### Your goal
Write out the full set of records exactly. Any pictures in them do not belong in the copy.

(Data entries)
####################

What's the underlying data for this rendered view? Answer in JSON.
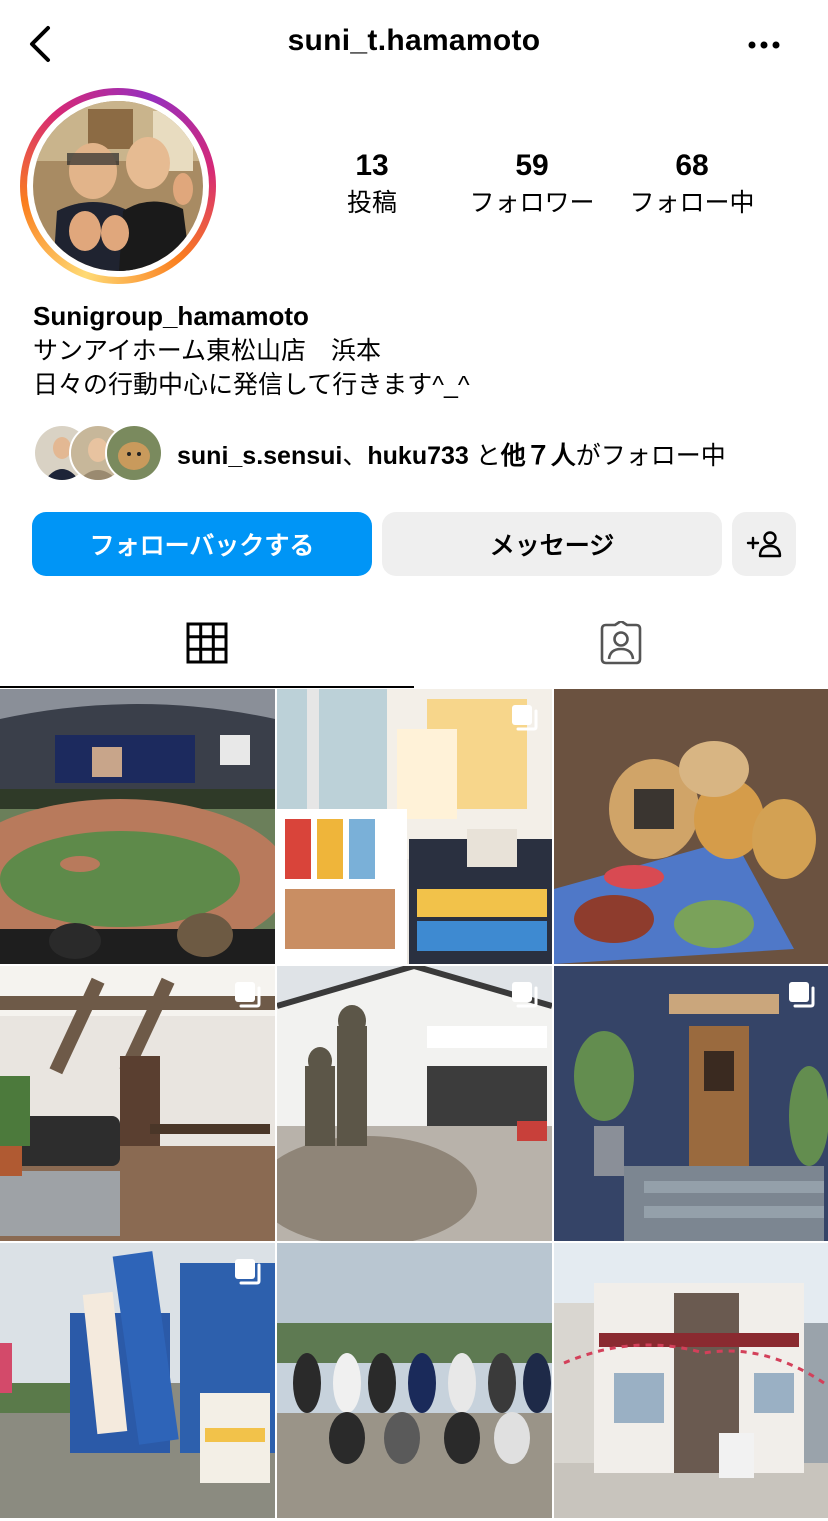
{
  "header": {
    "username": "suni_t.hamamoto"
  },
  "stats": [
    {
      "value": "13",
      "label": "投稿"
    },
    {
      "value": "59",
      "label": "フォロワー"
    },
    {
      "value": "68",
      "label": "フォロー中"
    }
  ],
  "bio": {
    "display_name": "Sunigroup_hamamoto",
    "line1": "サンアイホーム東松山店　浜本",
    "line2": "日々の行動中心に発信して行きます^_^"
  },
  "followed_by": {
    "user1": "suni_s.sensui",
    "sep": "、",
    "user2": "huku733",
    "mid": " と",
    "others": "他７人",
    "suffix": "がフォロー中"
  },
  "actions": {
    "follow_back": "フォローバックする",
    "message": "メッセージ"
  },
  "colors": {
    "primary": "#0095f6",
    "secondary_btn": "#efefef"
  },
  "icons": {
    "back": "chevron-left-icon",
    "more": "more-horizontal-icon",
    "add_person": "add-person-icon",
    "grid": "grid-icon",
    "tagged": "tagged-icon",
    "multi": "multiple-photos-icon"
  }
}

####################

### Written answer
What's the underlying data for this rendered view? Answer in JSON.
{
  "header": {
    "username": "suni_t.hamamoto"
  },
  "stats": [
    {
      "value": "13",
      "label": "投稿"
    },
    {
      "value": "59",
      "label": "フォロワー"
    },
    {
      "value": "68",
      "label": "フォロー中"
    }
  ],
  "bio": {
    "display_name": "Sunigroup_hamamoto",
    "line1": "サンアイホーム東松山店　浜本",
    "line2": "日々の行動中心に発信して行きます^_^"
  },
  "followed_by": {
    "user1": "suni_s.sensui",
    "sep": "、",
    "user2": "huku733",
    "mid": " と",
    "others": "他７人",
    "suffix": "がフォロー中"
  },
  "actions": {
    "follow_back": "フォローバックする",
    "message": "メッセージ"
  },
  "colors": {
    "primary": "#0095f6",
    "secondary_btn": "#efefef"
  },
  "icons": {
    "back": "chevron-left-icon",
    "more": "more-horizontal-icon",
    "add_person": "add-person-icon",
    "grid": "grid-icon",
    "tagged": "tagged-icon",
    "multi": "multiple-photos-icon"
  }
}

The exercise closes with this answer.